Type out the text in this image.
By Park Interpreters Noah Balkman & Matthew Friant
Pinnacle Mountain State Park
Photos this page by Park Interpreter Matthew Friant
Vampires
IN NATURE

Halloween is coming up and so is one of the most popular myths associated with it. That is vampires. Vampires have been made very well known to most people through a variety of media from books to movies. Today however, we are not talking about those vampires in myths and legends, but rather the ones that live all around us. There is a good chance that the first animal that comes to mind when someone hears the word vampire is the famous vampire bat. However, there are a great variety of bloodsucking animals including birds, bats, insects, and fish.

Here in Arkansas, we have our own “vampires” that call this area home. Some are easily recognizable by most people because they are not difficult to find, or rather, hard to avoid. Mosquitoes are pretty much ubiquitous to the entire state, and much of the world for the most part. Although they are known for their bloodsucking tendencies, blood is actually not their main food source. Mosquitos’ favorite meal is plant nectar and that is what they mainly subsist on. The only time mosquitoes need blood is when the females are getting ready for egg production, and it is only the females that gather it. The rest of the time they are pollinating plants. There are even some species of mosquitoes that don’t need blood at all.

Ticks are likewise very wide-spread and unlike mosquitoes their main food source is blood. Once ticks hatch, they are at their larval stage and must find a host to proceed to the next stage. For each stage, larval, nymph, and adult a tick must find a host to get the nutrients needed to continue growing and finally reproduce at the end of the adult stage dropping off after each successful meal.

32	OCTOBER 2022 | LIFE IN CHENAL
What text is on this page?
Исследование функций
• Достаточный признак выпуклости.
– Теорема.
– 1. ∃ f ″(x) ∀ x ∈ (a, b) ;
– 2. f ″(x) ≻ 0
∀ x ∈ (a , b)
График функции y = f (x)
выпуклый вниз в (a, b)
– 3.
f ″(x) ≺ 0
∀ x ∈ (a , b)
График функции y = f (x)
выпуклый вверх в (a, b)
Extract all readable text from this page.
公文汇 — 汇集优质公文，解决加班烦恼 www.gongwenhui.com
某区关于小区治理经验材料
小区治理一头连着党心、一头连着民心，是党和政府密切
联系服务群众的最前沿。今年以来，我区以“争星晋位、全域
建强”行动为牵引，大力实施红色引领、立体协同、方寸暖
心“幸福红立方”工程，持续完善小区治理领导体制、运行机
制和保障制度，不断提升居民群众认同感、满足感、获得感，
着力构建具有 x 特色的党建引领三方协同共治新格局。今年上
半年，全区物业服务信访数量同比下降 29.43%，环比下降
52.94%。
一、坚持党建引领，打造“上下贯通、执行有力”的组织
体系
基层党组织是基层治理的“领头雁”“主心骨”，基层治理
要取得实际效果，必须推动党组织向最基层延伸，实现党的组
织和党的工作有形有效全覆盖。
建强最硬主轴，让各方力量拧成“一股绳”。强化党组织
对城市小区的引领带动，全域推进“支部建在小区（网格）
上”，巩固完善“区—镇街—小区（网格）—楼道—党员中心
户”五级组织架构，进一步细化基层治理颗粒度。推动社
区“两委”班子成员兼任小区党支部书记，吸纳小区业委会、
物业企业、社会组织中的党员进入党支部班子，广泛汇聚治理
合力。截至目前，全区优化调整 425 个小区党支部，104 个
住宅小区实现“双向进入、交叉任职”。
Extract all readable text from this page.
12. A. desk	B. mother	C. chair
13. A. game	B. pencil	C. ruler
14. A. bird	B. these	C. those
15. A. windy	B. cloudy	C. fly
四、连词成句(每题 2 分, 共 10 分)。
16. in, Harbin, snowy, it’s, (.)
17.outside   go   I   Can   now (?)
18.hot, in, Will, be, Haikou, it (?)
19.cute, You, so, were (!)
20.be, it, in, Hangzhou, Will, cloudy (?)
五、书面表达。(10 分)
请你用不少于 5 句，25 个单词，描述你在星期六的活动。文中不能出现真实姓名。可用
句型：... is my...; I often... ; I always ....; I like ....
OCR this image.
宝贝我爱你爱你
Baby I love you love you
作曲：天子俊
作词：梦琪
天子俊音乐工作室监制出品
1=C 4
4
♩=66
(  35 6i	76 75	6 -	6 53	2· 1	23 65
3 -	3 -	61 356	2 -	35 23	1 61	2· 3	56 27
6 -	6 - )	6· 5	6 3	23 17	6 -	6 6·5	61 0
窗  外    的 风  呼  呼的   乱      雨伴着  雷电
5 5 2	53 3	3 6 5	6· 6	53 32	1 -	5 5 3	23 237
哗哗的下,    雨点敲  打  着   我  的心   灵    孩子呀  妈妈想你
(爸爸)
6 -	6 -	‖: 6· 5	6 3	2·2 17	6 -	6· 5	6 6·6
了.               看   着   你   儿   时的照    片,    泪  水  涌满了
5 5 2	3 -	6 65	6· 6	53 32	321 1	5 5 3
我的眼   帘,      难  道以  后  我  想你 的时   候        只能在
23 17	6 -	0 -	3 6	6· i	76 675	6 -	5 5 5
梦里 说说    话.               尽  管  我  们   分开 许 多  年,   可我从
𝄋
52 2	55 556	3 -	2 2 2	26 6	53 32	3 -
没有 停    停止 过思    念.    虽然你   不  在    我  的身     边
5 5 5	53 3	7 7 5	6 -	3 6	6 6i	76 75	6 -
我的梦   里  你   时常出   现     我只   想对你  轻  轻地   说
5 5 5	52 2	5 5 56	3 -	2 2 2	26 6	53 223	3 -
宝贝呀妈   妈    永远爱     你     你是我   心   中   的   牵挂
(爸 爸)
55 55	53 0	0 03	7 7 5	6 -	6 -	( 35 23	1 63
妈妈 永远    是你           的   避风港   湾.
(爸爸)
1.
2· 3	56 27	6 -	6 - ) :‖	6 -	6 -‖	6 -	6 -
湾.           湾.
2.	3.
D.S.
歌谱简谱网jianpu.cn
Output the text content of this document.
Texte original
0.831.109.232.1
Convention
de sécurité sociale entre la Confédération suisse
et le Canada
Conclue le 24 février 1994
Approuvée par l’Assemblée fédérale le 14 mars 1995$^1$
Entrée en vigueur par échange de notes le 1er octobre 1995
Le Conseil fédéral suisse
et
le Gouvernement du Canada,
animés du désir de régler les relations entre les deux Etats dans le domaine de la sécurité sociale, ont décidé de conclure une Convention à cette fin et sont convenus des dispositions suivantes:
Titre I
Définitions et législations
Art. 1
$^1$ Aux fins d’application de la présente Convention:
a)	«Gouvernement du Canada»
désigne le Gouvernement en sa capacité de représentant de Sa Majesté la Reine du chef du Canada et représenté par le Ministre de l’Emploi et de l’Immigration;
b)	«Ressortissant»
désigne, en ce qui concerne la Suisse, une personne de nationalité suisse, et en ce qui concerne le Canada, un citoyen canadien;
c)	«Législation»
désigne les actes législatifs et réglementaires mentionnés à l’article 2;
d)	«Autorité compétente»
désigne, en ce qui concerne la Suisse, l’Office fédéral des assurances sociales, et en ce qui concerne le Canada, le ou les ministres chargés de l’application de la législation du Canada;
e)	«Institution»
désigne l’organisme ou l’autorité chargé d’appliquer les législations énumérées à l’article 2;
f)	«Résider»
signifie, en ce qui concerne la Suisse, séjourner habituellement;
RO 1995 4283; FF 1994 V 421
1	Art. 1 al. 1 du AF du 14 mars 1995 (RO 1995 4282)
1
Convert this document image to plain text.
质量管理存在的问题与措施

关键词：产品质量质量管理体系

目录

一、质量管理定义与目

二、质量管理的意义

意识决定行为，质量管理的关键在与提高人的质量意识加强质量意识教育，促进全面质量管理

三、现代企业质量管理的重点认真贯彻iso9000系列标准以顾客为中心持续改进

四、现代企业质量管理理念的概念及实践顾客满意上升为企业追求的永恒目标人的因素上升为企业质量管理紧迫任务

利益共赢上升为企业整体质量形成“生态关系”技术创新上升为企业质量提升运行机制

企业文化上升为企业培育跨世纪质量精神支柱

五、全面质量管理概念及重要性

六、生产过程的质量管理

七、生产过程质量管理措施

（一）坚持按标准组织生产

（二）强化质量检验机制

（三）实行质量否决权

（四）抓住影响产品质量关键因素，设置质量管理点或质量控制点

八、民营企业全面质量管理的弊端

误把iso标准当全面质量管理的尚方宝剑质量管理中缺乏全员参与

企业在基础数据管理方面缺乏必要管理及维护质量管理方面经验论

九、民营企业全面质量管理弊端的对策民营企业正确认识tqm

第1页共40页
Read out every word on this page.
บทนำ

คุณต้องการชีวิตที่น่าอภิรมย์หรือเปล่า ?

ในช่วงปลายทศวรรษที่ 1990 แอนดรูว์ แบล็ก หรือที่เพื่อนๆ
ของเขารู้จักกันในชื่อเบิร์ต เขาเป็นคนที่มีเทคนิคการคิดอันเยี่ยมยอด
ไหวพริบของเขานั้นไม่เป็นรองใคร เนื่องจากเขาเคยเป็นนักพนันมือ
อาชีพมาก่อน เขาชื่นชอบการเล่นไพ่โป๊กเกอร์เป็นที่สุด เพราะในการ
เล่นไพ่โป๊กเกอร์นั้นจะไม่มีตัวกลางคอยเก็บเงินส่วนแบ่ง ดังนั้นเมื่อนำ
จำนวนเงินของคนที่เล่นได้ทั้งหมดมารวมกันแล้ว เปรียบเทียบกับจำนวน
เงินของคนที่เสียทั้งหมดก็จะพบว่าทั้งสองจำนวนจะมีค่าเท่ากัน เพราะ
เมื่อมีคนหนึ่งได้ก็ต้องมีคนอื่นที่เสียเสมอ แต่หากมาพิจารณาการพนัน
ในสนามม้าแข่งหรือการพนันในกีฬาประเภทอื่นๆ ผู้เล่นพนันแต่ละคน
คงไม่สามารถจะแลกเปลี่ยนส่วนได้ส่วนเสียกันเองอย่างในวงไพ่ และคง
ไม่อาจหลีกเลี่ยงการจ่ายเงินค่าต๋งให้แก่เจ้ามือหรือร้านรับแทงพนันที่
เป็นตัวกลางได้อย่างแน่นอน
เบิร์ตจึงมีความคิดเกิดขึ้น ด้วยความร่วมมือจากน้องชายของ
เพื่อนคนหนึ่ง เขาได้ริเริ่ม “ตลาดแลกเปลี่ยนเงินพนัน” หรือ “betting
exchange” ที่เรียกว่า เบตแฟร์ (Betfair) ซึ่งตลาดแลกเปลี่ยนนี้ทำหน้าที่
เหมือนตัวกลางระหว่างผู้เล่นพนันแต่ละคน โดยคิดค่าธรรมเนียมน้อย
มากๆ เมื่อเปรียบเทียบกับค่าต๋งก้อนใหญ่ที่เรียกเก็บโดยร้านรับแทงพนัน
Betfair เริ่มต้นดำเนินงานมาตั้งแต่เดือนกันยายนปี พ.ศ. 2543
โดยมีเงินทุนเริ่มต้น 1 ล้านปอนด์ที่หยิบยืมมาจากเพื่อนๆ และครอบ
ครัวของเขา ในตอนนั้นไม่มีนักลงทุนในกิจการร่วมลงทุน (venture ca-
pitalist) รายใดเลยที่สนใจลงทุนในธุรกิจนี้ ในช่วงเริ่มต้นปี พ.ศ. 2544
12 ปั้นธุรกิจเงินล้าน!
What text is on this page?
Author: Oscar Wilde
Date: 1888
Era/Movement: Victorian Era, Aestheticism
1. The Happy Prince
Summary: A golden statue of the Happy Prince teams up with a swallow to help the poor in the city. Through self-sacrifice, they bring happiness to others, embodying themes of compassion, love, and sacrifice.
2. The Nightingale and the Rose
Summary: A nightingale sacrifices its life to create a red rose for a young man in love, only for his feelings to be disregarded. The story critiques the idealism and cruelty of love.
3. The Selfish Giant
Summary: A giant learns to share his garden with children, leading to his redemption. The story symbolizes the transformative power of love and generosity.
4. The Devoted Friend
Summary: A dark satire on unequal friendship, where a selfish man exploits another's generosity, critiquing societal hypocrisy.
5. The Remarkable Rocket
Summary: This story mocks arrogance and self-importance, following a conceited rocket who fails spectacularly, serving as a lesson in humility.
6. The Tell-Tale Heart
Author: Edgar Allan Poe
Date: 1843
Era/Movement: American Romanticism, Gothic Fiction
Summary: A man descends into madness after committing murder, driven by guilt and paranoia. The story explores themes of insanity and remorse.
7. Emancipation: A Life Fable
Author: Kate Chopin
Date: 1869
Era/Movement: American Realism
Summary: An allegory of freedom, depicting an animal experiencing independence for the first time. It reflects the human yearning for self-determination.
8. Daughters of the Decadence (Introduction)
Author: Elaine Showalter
★ ★ ★
▶ _What the exercise asks_: Of the lines above, how many contain the string "Author"? Only the number is required.

▶ _Full answer_: 4